(Rows from a figure dataset)
┄┄┄┄┄┄
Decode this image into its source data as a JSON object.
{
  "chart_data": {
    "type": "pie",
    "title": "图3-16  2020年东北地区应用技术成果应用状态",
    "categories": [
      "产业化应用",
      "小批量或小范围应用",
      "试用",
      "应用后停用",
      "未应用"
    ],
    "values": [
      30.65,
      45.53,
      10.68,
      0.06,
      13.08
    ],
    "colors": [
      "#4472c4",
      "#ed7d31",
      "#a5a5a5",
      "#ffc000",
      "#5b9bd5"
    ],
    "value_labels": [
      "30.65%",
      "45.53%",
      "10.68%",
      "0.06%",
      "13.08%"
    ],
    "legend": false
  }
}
┄┄┄┄┄┄
> _What to work on_
Reproduce the material exactly, with every line intact.

> _Problem solution_
Decode this image into its source data as a JSON object.
{
  "chart_data": {
    "type": "pie",
    "title": "图3-16  2020年东北地区应用技术成果应用状态",
    "categories": [
      "产业化应用",
      "小批量或小范围应用",
      "试用",
      "应用后停用",
      "未应用"
    ],
    "values": [
      30.65,
      45.53,
      10.68,
      0.06,
      13.08
    ],
    "colors": [
      "#4472c4",
      "#ed7d31",
      "#a5a5a5",
      "#ffc000",
      "#5b9bd5"
    ],
    "value_labels": [
      "30.65%",
      "45.53%",
      "10.68%",
      "0.06%",
      "13.08%"
    ],
    "legend": false
  }
}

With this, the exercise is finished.